= TASK INSTRUCTIONS =
Gather each line of the records where "Output" appears.

────────────────

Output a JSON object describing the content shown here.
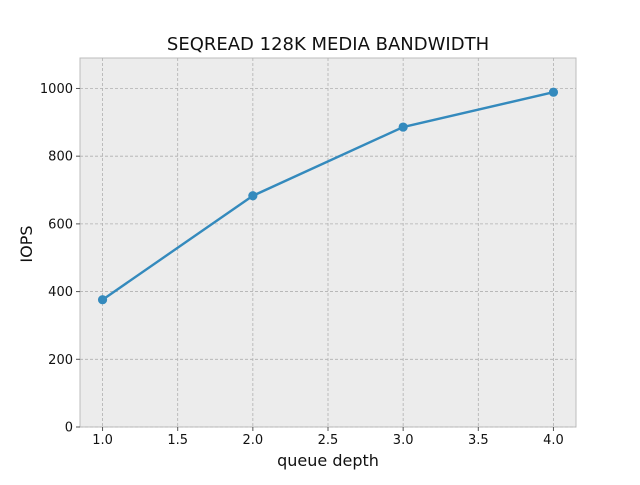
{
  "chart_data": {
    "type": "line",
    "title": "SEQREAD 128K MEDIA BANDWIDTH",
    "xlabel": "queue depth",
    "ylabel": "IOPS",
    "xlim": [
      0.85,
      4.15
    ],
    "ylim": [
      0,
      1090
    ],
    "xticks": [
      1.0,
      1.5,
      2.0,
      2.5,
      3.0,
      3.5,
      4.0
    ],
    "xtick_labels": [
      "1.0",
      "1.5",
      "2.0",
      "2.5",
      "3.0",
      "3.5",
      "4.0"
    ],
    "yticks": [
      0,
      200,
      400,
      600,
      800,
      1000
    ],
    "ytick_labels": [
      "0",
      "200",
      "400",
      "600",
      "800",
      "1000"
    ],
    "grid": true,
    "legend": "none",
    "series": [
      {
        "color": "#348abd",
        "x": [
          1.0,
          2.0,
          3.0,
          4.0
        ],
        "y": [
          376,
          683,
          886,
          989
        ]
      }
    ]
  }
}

────────────────

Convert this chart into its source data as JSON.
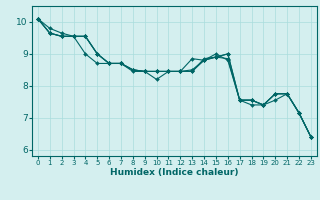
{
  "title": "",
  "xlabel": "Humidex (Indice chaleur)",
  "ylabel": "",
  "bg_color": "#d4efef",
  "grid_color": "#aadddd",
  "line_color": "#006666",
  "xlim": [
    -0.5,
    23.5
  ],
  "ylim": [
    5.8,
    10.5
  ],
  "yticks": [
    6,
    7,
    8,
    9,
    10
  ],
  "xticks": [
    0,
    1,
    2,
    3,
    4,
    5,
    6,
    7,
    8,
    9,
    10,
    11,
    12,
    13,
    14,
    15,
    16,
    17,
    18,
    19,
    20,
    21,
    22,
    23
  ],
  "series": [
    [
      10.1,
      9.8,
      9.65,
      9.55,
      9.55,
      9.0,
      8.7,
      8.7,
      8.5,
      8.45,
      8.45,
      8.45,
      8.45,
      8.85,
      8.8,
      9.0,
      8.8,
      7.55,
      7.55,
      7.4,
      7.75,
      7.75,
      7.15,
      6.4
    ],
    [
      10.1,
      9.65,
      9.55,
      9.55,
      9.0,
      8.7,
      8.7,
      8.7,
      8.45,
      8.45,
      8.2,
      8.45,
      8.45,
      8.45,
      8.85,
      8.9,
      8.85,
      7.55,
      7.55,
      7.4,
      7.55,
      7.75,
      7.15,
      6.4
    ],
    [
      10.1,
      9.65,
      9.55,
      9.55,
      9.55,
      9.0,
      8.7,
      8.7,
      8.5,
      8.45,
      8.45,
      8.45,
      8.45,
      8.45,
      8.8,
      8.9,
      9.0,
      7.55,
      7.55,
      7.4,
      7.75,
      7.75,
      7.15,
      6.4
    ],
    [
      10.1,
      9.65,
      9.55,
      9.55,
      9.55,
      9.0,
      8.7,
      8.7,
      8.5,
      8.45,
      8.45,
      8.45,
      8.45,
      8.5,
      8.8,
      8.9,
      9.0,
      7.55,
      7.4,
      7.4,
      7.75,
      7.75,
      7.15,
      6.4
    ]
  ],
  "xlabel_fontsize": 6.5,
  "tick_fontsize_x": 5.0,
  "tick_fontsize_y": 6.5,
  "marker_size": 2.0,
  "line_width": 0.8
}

────────────────

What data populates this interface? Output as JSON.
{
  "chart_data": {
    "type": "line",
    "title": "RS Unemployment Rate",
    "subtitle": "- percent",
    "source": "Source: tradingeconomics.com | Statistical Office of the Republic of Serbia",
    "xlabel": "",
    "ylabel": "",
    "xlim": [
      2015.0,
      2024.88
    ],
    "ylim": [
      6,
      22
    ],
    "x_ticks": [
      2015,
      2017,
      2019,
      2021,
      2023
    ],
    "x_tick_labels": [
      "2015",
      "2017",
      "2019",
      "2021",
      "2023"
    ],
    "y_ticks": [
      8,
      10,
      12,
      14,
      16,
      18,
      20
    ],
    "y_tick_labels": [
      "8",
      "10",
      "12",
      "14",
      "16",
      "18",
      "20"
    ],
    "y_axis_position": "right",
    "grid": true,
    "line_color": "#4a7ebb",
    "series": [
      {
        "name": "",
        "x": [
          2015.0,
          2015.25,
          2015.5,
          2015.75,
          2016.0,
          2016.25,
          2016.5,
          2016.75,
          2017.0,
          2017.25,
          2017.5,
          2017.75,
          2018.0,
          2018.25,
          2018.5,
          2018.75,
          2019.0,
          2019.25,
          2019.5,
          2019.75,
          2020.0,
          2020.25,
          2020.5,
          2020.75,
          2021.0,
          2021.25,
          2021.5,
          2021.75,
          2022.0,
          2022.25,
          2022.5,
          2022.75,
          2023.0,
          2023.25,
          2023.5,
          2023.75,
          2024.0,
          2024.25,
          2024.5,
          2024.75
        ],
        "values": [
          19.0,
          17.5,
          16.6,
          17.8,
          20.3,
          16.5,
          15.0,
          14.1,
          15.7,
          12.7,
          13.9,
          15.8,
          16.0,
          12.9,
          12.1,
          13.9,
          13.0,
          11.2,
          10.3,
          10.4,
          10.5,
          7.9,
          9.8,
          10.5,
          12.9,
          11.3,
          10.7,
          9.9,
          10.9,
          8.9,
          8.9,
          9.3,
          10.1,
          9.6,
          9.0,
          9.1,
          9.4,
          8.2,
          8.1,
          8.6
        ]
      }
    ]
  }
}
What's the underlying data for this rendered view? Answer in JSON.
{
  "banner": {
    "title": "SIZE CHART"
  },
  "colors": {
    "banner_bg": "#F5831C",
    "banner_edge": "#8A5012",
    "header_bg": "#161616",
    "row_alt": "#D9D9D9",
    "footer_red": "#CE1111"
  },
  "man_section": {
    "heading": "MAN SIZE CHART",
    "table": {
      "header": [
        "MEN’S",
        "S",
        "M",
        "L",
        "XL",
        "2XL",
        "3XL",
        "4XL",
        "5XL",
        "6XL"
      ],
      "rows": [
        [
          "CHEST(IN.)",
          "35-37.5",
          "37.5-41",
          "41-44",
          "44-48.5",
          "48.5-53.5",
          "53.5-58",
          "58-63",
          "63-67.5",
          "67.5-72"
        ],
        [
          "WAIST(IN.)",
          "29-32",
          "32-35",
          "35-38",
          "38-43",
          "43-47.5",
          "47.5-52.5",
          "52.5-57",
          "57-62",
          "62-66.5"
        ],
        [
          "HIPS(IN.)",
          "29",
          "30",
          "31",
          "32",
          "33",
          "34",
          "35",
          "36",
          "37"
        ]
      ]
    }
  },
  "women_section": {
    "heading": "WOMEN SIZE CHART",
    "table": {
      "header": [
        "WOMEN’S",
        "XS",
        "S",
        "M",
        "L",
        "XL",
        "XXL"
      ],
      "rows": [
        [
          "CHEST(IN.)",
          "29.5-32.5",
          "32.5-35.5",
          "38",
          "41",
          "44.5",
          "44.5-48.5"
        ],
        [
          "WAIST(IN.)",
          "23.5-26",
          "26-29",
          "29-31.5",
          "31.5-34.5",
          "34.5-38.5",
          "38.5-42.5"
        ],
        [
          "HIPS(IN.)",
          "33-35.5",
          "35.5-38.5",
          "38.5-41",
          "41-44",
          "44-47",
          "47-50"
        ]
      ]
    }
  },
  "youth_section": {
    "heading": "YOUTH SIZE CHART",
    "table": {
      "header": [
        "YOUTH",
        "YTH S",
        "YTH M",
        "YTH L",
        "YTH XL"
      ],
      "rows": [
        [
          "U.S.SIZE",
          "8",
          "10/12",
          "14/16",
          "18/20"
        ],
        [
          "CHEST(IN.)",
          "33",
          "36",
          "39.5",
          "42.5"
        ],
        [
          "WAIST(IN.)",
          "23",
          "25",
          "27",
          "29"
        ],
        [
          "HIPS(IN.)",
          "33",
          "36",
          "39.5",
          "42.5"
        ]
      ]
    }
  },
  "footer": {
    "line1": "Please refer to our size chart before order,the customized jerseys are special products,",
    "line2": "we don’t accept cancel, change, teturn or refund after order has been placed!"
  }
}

────────────────

= RESPONSE TO THIS EXERCISE =
Output a JSON object describing the content shown here.
What data populates this interface? Output as JSON.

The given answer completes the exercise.